**Input rows:**
***

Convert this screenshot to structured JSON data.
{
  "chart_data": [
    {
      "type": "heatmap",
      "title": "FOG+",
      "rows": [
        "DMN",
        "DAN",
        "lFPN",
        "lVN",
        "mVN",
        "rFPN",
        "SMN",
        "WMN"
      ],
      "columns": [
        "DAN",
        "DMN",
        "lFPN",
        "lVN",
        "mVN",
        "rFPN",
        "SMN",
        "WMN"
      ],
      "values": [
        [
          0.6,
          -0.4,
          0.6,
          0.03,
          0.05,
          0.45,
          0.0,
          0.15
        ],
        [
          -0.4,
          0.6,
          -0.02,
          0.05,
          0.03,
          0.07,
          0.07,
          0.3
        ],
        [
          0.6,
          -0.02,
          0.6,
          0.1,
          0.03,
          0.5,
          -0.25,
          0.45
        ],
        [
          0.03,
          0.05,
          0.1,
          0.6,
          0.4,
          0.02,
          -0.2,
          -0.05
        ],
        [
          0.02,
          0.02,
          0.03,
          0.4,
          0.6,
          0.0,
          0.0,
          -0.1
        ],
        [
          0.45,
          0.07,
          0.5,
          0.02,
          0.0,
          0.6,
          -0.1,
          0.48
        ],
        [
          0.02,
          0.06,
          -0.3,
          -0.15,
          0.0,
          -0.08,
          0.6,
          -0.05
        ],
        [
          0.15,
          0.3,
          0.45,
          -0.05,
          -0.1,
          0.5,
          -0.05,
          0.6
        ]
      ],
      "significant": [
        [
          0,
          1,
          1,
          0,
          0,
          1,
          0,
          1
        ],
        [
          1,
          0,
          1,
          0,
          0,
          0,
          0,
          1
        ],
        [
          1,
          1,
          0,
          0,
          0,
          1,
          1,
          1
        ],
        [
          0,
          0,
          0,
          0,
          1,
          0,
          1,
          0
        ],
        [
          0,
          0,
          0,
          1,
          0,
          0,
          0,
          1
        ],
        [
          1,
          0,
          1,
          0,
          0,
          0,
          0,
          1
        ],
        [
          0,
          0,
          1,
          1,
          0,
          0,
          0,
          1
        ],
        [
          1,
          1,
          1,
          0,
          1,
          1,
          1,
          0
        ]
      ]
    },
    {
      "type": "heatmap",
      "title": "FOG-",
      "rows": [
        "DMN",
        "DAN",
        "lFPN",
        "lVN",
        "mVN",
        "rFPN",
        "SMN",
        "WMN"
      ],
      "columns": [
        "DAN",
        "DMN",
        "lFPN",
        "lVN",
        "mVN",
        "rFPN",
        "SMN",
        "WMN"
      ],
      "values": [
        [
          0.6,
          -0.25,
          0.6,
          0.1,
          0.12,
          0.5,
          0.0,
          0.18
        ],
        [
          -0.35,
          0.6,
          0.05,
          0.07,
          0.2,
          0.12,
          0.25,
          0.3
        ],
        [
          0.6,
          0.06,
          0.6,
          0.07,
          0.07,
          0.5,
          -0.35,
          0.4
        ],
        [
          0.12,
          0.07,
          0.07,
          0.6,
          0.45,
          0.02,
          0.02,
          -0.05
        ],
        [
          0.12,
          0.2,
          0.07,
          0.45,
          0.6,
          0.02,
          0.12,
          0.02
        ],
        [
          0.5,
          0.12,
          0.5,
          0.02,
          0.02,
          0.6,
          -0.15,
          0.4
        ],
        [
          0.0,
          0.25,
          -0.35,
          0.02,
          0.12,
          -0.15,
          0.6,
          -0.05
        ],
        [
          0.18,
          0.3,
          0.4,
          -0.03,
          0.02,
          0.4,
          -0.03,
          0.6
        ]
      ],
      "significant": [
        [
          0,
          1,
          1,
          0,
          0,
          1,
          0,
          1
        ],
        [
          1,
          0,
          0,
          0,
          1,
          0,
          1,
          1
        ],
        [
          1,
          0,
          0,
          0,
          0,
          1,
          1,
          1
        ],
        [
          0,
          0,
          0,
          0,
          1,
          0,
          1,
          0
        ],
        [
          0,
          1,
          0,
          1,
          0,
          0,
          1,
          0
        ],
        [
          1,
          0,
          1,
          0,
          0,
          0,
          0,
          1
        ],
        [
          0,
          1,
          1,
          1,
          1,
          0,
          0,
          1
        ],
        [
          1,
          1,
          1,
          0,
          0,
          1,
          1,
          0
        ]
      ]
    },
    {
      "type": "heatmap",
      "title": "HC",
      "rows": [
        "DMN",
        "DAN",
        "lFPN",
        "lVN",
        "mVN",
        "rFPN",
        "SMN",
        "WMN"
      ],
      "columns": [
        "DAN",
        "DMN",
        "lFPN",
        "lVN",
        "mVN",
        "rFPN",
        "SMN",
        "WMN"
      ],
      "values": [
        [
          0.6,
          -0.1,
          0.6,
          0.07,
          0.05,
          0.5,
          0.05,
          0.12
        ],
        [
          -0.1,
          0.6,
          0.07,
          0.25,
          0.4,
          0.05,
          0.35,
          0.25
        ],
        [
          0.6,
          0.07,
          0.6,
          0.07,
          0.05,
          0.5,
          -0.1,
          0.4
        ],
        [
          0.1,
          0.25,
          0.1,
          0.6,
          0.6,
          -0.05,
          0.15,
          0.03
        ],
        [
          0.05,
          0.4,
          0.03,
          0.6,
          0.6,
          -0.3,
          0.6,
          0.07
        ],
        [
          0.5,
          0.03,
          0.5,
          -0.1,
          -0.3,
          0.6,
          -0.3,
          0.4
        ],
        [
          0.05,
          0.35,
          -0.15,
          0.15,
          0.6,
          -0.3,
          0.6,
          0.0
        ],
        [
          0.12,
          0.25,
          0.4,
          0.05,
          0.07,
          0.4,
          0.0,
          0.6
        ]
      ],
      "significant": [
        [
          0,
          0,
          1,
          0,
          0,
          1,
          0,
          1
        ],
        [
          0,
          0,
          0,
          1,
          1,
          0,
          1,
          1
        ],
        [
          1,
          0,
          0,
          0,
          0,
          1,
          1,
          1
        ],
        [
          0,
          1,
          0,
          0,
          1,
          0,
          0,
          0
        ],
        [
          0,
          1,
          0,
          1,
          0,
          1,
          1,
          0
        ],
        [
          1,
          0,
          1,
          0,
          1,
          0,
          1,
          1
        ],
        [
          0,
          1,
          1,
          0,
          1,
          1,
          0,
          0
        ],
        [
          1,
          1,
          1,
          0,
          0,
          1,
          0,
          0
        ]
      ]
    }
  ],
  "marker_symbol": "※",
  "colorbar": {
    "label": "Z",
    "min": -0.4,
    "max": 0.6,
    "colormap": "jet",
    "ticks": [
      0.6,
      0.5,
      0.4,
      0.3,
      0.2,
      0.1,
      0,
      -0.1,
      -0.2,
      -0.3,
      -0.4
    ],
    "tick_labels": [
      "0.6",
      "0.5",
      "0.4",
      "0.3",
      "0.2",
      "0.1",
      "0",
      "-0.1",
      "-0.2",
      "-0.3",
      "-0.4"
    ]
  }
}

***

**Brief:**
Set all of the entries down again, exactly as they were given.

**Solution to the exercise:**
Convert this screenshot to structured JSON data.
{
  "chart_data": [
    {
      "type": "heatmap",
      "title": "FOG+",
      "rows": [
        "DMN",
        "DAN",
        "lFPN",
        "lVN",
        "mVN",
        "rFPN",
        "SMN",
        "WMN"
      ],
      "columns": [
        "DAN",
        "DMN",
        "lFPN",
        "lVN",
        "mVN",
        "rFPN",
        "SMN",
        "WMN"
      ],
      "values": [
        [
          0.6,
          -0.4,
          0.6,
          0.03,
          0.05,
          0.45,
          0.0,
          0.15
        ],
        [
          -0.4,
          0.6,
          -0.02,
          0.05,
          0.03,
          0.07,
          0.07,
          0.3
        ],
        [
          0.6,
          -0.02,
          0.6,
          0.1,
          0.03,
          0.5,
          -0.25,
          0.45
        ],
        [
          0.03,
          0.05,
          0.1,
          0.6,
          0.4,
          0.02,
          -0.2,
          -0.05
        ],
        [
          0.02,
          0.02,
          0.03,
          0.4,
          0.6,
          0.0,
          0.0,
          -0.1
        ],
        [
          0.45,
          0.07,
          0.5,
          0.02,
          0.0,
          0.6,
          -0.1,
          0.48
        ],
        [
          0.02,
          0.06,
          -0.3,
          -0.15,
          0.0,
          -0.08,
          0.6,
          -0.05
        ],
        [
          0.15,
          0.3,
          0.45,
          -0.05,
          -0.1,
          0.5,
          -0.05,
          0.6
        ]
      ],
      "significant": [
        [
          0,
          1,
          1,
          0,
          0,
          1,
          0,
          1
        ],
        [
          1,
          0,
          1,
          0,
          0,
          0,
          0,
          1
        ],
        [
          1,
          1,
          0,
          0,
          0,
          1,
          1,
          1
        ],
        [
          0,
          0,
          0,
          0,
          1,
          0,
          1,
          0
        ],
        [
          0,
          0,
          0,
          1,
          0,
          0,
          0,
          1
        ],
        [
          1,
          0,
          1,
          0,
          0,
          0,
          0,
          1
        ],
        [
          0,
          0,
          1,
          1,
          0,
          0,
          0,
          1
        ],
        [
          1,
          1,
          1,
          0,
          1,
          1,
          1,
          0
        ]
      ]
    },
    {
      "type": "heatmap",
      "title": "FOG-",
      "rows": [
        "DMN",
        "DAN",
        "lFPN",
        "lVN",
        "mVN",
        "rFPN",
        "SMN",
        "WMN"
      ],
      "columns": [
        "DAN",
        "DMN",
        "lFPN",
        "lVN",
        "mVN",
        "rFPN",
        "SMN",
        "WMN"
      ],
      "values": [
        [
          0.6,
          -0.25,
          0.6,
          0.1,
          0.12,
          0.5,
          0.0,
          0.18
        ],
        [
          -0.35,
          0.6,
          0.05,
          0.07,
          0.2,
          0.12,
          0.25,
          0.3
        ],
        [
          0.6,
          0.06,
          0.6,
          0.07,
          0.07,
          0.5,
          -0.35,
          0.4
        ],
        [
          0.12,
          0.07,
          0.07,
          0.6,
          0.45,
          0.02,
          0.02,
          -0.05
        ],
        [
          0.12,
          0.2,
          0.07,
          0.45,
          0.6,
          0.02,
          0.12,
          0.02
        ],
        [
          0.5,
          0.12,
          0.5,
          0.02,
          0.02,
          0.6,
          -0.15,
          0.4
        ],
        [
          0.0,
          0.25,
          -0.35,
          0.02,
          0.12,
          -0.15,
          0.6,
          -0.05
        ],
        [
          0.18,
          0.3,
          0.4,
          -0.03,
          0.02,
          0.4,
          -0.03,
          0.6
        ]
      ],
      "significant": [
        [
          0,
          1,
          1,
          0,
          0,
          1,
          0,
          1
        ],
        [
          1,
          0,
          0,
          0,
          1,
          0,
          1,
          1
        ],
        [
          1,
          0,
          0,
          0,
          0,
          1,
          1,
          1
        ],
        [
          0,
          0,
          0,
          0,
          1,
          0,
          1,
          0
        ],
        [
          0,
          1,
          0,
          1,
          0,
          0,
          1,
          0
        ],
        [
          1,
          0,
          1,
          0,
          0,
          0,
          0,
          1
        ],
        [
          0,
          1,
          1,
          1,
          1,
          0,
          0,
          1
        ],
        [
          1,
          1,
          1,
          0,
          0,
          1,
          1,
          0
        ]
      ]
    },
    {
      "type": "heatmap",
      "title": "HC",
      "rows": [
        "DMN",
        "DAN",
        "lFPN",
        "lVN",
        "mVN",
        "rFPN",
        "SMN",
        "WMN"
      ],
      "columns": [
        "DAN",
        "DMN",
        "lFPN",
        "lVN",
        "mVN",
        "rFPN",
        "SMN",
        "WMN"
      ],
      "values": [
        [
          0.6,
          -0.1,
          0.6,
          0.07,
          0.05,
          0.5,
          0.05,
          0.12
        ],
        [
          -0.1,
          0.6,
          0.07,
          0.25,
          0.4,
          0.05,
          0.35,
          0.25
        ],
        [
          0.6,
          0.07,
          0.6,
          0.07,
          0.05,
          0.5,
          -0.1,
          0.4
        ],
        [
          0.1,
          0.25,
          0.1,
          0.6,
          0.6,
          -0.05,
          0.15,
          0.03
        ],
        [
          0.05,
          0.4,
          0.03,
          0.6,
          0.6,
          -0.3,
          0.6,
          0.07
        ],
        [
          0.5,
          0.03,
          0.5,
          -0.1,
          -0.3,
          0.6,
          -0.3,
          0.4
        ],
        [
          0.05,
          0.35,
          -0.15,
          0.15,
          0.6,
          -0.3,
          0.6,
          0.0
        ],
        [
          0.12,
          0.25,
          0.4,
          0.05,
          0.07,
          0.4,
          0.0,
          0.6
        ]
      ],
      "significant": [
        [
          0,
          0,
          1,
          0,
          0,
          1,
          0,
          1
        ],
        [
          0,
          0,
          0,
          1,
          1,
          0,
          1,
          1
        ],
        [
          1,
          0,
          0,
          0,
          0,
          1,
          1,
          1
        ],
        [
          0,
          1,
          0,
          0,
          1,
          0,
          0,
          0
        ],
        [
          0,
          1,
          0,
          1,
          0,
          1,
          1,
          0
        ],
        [
          1,
          0,
          1,
          0,
          1,
          0,
          1,
          1
        ],
        [
          0,
          1,
          1,
          0,
          1,
          1,
          0,
          0
        ],
        [
          1,
          1,
          1,
          0,
          0,
          1,
          0,
          0
        ]
      ]
    }
  ],
  "marker_symbol": "※",
  "colorbar": {
    "label": "Z",
    "min": -0.4,
    "max": 0.6,
    "colormap": "jet",
    "ticks": [
      0.6,
      0.5,
      0.4,
      0.3,
      0.2,
      0.1,
      0,
      -0.1,
      -0.2,
      -0.3,
      -0.4
    ],
    "tick_labels": [
      "0.6",
      "0.5",
      "0.4",
      "0.3",
      "0.2",
      "0.1",
      "0",
      "-0.1",
      "-0.2",
      "-0.3",
      "-0.4"
    ]
  }
}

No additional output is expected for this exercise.